→ SHORT PROBLEM: Images embedded in the records are excluded; print everything else exactly as given.

→ RECORDS TO USE:
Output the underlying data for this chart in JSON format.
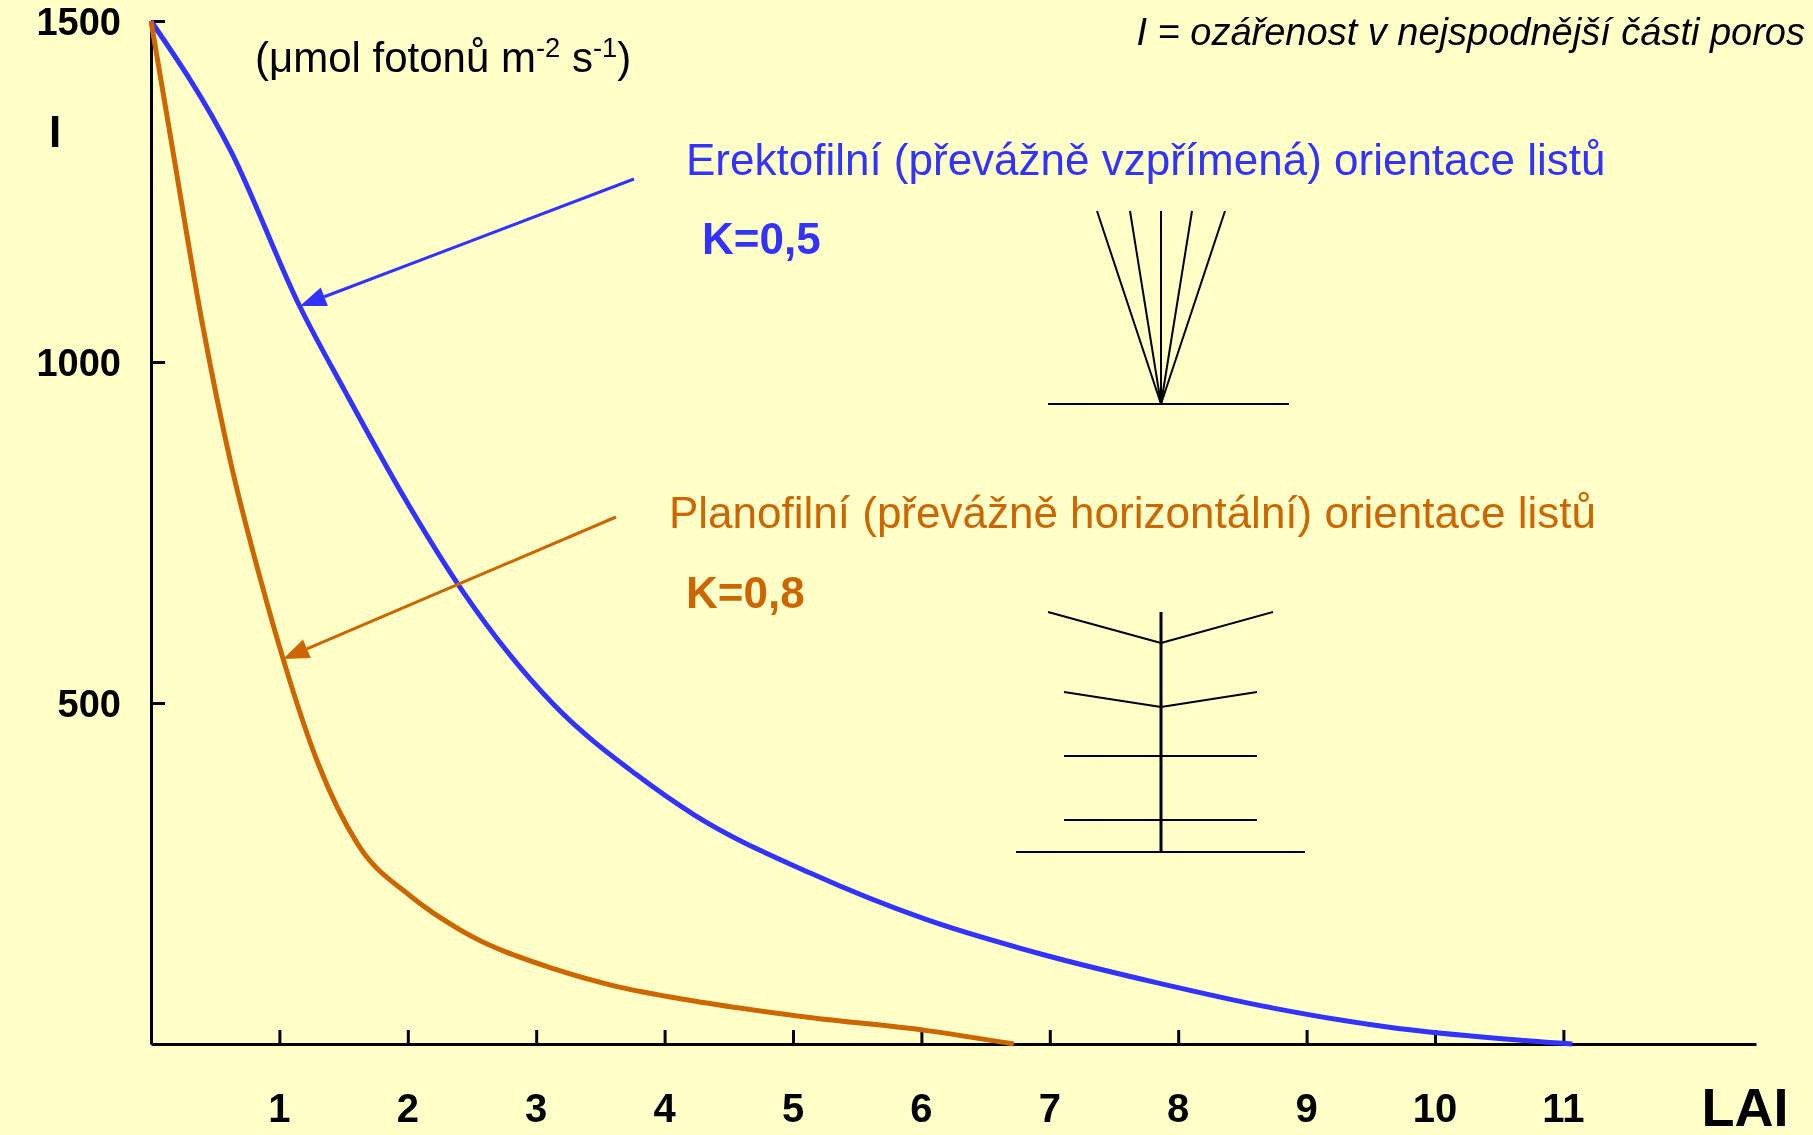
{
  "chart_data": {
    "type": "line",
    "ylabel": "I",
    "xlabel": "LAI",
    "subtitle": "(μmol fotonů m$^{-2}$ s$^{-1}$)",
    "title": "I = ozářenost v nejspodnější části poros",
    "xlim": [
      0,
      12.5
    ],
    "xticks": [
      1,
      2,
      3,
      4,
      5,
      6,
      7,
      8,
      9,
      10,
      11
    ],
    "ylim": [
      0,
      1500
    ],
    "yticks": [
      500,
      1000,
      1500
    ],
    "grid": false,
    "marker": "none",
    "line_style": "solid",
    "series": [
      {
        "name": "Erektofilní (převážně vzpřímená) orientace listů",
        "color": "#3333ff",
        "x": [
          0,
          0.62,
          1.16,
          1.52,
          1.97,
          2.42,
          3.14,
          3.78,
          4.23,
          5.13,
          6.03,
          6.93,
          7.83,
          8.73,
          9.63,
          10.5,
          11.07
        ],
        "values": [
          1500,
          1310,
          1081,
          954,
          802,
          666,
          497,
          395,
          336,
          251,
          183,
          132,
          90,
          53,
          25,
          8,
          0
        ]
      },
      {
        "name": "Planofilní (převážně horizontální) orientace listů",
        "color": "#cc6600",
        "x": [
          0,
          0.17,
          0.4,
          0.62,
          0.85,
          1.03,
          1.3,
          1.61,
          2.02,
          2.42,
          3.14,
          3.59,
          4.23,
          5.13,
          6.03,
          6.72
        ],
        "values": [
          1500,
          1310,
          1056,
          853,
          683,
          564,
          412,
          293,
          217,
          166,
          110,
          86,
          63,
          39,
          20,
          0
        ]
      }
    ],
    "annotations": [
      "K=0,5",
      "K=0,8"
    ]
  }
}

→ RESPONSE:
Output the underlying data for this chart in JSON format.
{
  "chart_data": {
    "type": "line",
    "ylabel": "I",
    "xlabel": "LAI",
    "subtitle": "(μmol fotonů m$^{-2}$ s$^{-1}$)",
    "title": "I = ozářenost v nejspodnější části poros",
    "xlim": [
      0,
      12.5
    ],
    "xticks": [
      1,
      2,
      3,
      4,
      5,
      6,
      7,
      8,
      9,
      10,
      11
    ],
    "ylim": [
      0,
      1500
    ],
    "yticks": [
      500,
      1000,
      1500
    ],
    "grid": false,
    "marker": "none",
    "line_style": "solid",
    "series": [
      {
        "name": "Erektofilní (převážně vzpřímená) orientace listů",
        "color": "#3333ff",
        "x": [
          0,
          0.62,
          1.16,
          1.52,
          1.97,
          2.42,
          3.14,
          3.78,
          4.23,
          5.13,
          6.03,
          6.93,
          7.83,
          8.73,
          9.63,
          10.5,
          11.07
        ],
        "values": [
          1500,
          1310,
          1081,
          954,
          802,
          666,
          497,
          395,
          336,
          251,
          183,
          132,
          90,
          53,
          25,
          8,
          0
        ]
      },
      {
        "name": "Planofilní (převážně horizontální) orientace listů",
        "color": "#cc6600",
        "x": [
          0,
          0.17,
          0.4,
          0.62,
          0.85,
          1.03,
          1.3,
          1.61,
          2.02,
          2.42,
          3.14,
          3.59,
          4.23,
          5.13,
          6.03,
          6.72
        ],
        "values": [
          1500,
          1310,
          1056,
          853,
          683,
          564,
          412,
          293,
          217,
          166,
          110,
          86,
          63,
          39,
          20,
          0
        ]
      }
    ],
    "annotations": [
      "K=0,5",
      "K=0,8"
    ]
  }
}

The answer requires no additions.